----- ENTRIES PROVIDED

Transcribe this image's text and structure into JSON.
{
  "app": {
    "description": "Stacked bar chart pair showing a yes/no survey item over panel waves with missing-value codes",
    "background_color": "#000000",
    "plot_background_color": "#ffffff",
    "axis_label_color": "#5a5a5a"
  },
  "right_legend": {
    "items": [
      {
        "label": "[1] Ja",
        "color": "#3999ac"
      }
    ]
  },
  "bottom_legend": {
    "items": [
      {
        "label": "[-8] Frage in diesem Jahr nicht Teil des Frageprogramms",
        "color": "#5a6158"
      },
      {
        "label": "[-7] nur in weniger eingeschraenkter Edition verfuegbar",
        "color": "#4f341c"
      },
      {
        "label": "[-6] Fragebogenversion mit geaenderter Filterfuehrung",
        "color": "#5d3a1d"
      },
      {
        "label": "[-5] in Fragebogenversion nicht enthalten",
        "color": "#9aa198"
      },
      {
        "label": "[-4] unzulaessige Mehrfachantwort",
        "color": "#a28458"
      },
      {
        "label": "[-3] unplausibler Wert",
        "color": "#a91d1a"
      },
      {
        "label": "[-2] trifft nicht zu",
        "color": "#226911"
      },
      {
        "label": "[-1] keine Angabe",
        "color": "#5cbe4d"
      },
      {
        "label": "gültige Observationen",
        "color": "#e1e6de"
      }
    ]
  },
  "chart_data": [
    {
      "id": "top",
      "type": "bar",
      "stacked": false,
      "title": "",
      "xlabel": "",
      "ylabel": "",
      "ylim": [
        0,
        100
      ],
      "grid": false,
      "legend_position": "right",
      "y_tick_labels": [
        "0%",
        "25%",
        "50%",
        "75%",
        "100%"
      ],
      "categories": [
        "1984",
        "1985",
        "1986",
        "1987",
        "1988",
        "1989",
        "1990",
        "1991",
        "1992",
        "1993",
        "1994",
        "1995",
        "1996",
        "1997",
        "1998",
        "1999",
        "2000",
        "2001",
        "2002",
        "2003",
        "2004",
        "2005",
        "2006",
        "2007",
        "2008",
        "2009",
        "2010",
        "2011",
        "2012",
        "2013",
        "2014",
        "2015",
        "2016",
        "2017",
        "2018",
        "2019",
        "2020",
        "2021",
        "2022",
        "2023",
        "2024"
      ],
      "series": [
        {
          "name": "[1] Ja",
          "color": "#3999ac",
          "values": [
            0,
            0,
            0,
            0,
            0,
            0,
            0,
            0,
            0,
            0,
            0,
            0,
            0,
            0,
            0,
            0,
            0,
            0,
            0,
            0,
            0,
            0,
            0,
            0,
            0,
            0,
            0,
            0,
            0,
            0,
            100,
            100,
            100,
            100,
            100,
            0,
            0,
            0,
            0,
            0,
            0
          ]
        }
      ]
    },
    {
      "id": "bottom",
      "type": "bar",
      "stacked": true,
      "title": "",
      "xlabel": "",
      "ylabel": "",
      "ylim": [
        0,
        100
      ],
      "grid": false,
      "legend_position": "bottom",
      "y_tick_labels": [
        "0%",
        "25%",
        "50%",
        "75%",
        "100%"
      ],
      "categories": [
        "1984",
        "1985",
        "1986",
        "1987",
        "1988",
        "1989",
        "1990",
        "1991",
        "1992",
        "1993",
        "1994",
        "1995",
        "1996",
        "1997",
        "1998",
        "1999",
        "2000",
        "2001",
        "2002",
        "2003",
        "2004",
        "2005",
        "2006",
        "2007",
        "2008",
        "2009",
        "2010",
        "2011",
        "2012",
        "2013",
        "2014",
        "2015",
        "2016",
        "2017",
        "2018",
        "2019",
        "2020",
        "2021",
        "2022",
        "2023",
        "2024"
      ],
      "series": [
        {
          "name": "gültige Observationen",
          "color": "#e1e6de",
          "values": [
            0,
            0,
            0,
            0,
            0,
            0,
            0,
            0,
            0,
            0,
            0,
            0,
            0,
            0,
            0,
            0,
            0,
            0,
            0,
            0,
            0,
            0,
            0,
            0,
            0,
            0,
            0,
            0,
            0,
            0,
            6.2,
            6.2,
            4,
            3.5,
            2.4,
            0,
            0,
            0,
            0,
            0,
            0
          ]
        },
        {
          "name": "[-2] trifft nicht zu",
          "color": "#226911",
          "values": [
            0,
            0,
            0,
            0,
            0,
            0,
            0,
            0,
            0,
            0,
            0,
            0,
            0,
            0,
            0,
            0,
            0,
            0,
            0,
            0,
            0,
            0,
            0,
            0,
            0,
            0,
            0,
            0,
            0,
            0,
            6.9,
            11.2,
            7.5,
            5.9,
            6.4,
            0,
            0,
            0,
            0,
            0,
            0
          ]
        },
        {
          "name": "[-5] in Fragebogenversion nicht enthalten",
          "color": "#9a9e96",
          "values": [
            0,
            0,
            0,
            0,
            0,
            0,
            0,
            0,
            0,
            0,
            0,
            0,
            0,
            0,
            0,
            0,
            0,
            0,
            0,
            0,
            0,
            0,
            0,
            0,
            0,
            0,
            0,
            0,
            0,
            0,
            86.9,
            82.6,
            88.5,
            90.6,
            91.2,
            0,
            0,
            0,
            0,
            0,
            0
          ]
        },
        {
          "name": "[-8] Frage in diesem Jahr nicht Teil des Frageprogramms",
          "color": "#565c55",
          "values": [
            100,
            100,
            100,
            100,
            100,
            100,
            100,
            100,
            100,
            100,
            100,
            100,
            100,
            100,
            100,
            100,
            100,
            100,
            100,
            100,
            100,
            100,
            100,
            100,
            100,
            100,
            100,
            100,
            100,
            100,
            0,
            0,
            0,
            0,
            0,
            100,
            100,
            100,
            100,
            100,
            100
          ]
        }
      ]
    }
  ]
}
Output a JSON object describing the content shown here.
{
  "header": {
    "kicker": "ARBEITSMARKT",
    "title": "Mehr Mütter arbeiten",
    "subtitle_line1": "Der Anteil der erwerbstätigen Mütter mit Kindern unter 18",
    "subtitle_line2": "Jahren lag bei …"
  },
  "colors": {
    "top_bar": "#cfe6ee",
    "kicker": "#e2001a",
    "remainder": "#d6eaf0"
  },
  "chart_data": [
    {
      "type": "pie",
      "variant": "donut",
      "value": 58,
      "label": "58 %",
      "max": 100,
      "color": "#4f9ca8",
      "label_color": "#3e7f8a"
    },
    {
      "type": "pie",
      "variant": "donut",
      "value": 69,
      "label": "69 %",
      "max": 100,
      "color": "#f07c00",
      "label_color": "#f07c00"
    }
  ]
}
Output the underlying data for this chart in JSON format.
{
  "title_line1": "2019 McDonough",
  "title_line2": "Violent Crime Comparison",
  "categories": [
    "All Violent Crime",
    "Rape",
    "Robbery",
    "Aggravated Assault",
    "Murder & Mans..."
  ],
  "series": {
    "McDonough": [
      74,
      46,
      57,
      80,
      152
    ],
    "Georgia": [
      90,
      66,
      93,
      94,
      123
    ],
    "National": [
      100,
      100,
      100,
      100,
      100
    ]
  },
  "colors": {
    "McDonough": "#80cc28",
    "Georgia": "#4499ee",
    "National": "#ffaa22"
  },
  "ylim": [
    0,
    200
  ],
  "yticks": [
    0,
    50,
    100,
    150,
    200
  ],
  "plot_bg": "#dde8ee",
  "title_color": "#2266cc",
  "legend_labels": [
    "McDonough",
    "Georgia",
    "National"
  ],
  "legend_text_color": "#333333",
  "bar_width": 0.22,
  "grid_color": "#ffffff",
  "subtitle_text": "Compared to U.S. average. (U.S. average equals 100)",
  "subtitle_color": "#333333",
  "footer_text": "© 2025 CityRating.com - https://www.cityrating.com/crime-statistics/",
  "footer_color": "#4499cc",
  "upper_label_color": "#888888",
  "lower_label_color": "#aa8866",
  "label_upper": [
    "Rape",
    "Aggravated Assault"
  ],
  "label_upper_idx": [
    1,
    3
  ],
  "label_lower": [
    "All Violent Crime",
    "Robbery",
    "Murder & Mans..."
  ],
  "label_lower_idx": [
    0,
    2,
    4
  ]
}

----------

- [PROBLEM DESCRIPTION]: Every line from the one containing "Output the underlying" through the last line must be copied exactly; leave out the rest.

- [WRITTEN ANSWER]:
Output the underlying data for this chart in JSON format.
{
  "title_line1": "2019 McDonough",
  "title_line2": "Violent Crime Comparison",
  "categories": [
    "All Violent Crime",
    "Rape",
    "Robbery",
    "Aggravated Assault",
    "Murder & Mans..."
  ],
  "series": {
    "McDonough": [
      74,
      46,
      57,
      80,
      152
    ],
    "Georgia": [
      90,
      66,
      93,
      94,
      123
    ],
    "National": [
      100,
      100,
      100,
      100,
      100
    ]
  },
  "colors": {
    "McDonough": "#80cc28",
    "Georgia": "#4499ee",
    "National": "#ffaa22"
  },
  "ylim": [
    0,
    200
  ],
  "yticks": [
    0,
    50,
    100,
    150,
    200
  ],
  "plot_bg": "#dde8ee",
  "title_color": "#2266cc",
  "legend_labels": [
    "McDonough",
    "Georgia",
    "National"
  ],
  "legend_text_color": "#333333",
  "bar_width": 0.22,
  "grid_color": "#ffffff",
  "subtitle_text": "Compared to U.S. average. (U.S. average equals 100)",
  "subtitle_color": "#333333",
  "footer_text": "© 2025 CityRating.com - https://www.cityrating.com/crime-statistics/",
  "footer_color": "#4499cc",
  "upper_label_color": "#888888",
  "lower_label_color": "#aa8866",
  "label_upper": [
    "Rape",
    "Aggravated Assault"
  ],
  "label_upper_idx": [
    1,
    3
  ],
  "label_lower": [
    "All Violent Crime",
    "Robbery",
    "Murder & Mans..."
  ],
  "label_lower_idx": [
    0,
    2,
    4
  ]
}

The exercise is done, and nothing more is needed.